> Input rows:
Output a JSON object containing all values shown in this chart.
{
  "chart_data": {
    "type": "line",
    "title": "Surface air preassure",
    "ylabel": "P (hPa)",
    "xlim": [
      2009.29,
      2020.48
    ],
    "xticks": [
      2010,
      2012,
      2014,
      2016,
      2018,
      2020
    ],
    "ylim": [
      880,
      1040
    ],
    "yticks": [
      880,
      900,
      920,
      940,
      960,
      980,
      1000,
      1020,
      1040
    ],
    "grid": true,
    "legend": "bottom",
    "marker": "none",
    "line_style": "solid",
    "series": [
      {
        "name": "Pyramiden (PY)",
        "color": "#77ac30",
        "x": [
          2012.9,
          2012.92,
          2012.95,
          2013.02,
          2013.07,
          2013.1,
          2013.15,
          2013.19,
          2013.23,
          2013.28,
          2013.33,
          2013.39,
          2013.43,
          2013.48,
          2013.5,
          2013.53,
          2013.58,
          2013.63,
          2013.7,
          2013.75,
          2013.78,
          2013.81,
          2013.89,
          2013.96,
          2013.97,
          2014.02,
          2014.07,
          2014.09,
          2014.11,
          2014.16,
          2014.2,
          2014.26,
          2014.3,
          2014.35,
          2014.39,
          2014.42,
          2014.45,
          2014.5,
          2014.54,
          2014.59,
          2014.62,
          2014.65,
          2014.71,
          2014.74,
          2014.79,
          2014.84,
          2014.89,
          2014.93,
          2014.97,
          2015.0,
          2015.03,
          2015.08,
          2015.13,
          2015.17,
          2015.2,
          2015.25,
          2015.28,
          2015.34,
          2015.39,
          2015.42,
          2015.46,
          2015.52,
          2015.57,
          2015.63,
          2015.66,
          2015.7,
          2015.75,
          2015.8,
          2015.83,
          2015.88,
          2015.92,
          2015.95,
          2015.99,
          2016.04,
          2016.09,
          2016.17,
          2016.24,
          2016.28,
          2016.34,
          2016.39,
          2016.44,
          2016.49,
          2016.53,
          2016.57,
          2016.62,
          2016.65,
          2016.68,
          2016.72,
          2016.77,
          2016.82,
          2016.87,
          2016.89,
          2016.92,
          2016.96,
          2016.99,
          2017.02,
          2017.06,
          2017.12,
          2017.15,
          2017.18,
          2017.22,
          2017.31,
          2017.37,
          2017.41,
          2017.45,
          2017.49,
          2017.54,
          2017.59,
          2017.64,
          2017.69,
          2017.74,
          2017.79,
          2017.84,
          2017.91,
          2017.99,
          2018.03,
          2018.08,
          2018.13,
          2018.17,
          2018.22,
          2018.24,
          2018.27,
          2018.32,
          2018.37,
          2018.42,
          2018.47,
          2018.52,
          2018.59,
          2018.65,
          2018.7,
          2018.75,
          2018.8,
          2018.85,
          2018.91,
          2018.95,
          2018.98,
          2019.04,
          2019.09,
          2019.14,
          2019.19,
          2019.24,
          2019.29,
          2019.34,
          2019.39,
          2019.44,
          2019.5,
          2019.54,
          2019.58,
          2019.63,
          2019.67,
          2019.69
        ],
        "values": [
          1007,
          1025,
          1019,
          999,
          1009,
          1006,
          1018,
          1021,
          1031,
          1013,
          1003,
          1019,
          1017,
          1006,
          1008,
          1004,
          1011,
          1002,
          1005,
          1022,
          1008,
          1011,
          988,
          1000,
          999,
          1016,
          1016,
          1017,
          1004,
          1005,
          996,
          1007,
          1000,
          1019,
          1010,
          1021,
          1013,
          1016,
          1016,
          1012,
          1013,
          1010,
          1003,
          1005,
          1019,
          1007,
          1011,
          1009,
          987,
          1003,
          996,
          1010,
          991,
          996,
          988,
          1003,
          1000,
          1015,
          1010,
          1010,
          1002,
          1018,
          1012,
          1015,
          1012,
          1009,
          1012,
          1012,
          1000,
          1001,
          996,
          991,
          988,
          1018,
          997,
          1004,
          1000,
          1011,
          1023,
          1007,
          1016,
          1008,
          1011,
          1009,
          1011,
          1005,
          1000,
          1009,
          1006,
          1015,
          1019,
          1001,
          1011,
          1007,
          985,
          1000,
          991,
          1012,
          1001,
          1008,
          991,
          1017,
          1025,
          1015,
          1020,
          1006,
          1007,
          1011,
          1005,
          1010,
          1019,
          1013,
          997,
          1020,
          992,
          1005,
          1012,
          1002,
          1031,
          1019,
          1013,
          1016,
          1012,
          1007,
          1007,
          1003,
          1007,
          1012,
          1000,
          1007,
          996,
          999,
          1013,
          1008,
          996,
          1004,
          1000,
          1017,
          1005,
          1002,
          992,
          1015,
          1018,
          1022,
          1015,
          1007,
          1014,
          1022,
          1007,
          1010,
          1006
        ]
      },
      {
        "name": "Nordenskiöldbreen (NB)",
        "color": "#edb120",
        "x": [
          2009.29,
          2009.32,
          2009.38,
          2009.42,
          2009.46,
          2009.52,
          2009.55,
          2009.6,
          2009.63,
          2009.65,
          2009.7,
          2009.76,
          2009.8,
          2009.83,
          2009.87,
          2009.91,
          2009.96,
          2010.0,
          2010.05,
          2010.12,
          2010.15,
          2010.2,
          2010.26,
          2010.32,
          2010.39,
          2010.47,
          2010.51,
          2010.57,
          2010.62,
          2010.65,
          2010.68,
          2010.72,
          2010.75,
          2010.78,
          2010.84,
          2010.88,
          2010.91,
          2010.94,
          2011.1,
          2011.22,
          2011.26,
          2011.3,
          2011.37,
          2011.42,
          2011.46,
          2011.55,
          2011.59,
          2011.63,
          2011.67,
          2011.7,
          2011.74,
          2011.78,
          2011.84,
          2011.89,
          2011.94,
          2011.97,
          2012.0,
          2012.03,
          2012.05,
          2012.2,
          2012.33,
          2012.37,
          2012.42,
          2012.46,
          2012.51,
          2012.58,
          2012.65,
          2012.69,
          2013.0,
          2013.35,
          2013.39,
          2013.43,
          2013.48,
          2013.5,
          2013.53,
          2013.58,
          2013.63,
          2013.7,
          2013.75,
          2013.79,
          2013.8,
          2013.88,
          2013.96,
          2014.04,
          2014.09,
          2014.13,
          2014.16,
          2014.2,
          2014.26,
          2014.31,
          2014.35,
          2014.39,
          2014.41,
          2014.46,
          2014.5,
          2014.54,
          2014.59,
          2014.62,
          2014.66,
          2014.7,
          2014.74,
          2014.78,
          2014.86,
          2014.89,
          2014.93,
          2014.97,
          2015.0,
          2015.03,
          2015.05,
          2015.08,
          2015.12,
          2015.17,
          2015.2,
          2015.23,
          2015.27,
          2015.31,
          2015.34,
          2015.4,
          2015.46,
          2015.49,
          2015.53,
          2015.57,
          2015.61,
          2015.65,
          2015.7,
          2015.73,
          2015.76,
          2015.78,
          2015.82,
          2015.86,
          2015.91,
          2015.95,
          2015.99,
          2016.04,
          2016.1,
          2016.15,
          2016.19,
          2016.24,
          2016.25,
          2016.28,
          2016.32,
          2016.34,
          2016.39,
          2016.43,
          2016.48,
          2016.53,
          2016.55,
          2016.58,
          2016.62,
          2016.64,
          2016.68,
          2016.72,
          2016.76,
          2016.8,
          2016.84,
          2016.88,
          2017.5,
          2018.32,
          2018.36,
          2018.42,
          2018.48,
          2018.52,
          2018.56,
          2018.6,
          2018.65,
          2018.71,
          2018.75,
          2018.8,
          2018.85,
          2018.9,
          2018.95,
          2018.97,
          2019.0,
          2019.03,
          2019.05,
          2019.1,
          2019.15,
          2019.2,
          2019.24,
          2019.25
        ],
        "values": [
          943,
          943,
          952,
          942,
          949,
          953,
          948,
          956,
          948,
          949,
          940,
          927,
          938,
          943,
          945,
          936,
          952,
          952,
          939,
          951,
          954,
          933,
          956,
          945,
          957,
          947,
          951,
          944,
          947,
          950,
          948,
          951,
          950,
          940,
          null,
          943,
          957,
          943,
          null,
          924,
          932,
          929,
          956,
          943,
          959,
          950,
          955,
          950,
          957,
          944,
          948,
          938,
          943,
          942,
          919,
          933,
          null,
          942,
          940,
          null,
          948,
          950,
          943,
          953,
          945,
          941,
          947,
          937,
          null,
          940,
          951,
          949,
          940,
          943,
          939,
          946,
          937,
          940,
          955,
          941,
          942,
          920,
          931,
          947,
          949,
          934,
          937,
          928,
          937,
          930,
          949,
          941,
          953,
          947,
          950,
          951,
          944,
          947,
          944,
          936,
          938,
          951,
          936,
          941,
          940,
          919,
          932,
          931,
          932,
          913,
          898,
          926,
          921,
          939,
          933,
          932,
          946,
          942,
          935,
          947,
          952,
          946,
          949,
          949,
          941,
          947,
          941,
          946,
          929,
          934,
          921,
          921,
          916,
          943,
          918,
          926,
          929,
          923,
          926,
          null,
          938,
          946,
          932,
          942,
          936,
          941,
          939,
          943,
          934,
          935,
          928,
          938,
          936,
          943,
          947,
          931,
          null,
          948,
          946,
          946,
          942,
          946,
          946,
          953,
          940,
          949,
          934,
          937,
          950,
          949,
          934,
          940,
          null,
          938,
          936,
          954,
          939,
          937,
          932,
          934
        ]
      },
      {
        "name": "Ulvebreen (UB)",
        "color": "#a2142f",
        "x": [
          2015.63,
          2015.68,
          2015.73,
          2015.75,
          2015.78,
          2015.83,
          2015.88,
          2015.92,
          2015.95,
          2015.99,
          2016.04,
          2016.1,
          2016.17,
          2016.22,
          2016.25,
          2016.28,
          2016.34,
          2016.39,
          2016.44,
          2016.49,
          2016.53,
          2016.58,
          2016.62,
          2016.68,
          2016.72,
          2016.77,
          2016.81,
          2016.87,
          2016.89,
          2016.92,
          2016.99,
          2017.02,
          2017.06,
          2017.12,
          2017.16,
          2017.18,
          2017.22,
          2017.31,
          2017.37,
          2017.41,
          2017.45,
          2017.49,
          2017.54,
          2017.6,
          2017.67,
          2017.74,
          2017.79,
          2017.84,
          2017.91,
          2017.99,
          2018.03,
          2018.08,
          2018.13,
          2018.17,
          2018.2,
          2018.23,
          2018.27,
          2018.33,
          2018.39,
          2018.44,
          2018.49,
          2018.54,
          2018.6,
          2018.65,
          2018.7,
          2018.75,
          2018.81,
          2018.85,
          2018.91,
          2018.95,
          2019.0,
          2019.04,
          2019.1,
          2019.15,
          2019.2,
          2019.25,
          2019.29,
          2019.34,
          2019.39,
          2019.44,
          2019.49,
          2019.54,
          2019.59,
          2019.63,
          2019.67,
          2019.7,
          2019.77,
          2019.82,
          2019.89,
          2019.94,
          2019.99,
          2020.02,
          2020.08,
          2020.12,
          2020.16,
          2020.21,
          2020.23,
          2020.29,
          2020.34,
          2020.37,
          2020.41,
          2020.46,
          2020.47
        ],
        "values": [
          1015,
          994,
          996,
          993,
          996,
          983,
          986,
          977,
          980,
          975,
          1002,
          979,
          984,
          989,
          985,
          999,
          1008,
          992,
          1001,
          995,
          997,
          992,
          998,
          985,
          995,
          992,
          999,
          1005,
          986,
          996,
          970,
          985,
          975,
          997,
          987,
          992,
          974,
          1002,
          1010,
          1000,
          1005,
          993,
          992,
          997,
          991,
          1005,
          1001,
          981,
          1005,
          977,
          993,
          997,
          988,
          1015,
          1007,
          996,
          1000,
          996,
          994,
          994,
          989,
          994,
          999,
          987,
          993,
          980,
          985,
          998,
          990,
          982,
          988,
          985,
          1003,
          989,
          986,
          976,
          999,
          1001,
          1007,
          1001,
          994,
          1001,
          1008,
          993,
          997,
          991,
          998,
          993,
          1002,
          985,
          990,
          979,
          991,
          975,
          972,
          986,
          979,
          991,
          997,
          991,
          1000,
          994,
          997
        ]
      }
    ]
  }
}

> Exercise description:
Search the data for "color" and list every line in which it occurs.

> Exercise response:
        "color": "#77ac30",
        "color": "#edb120",
        "color": "#a2142f",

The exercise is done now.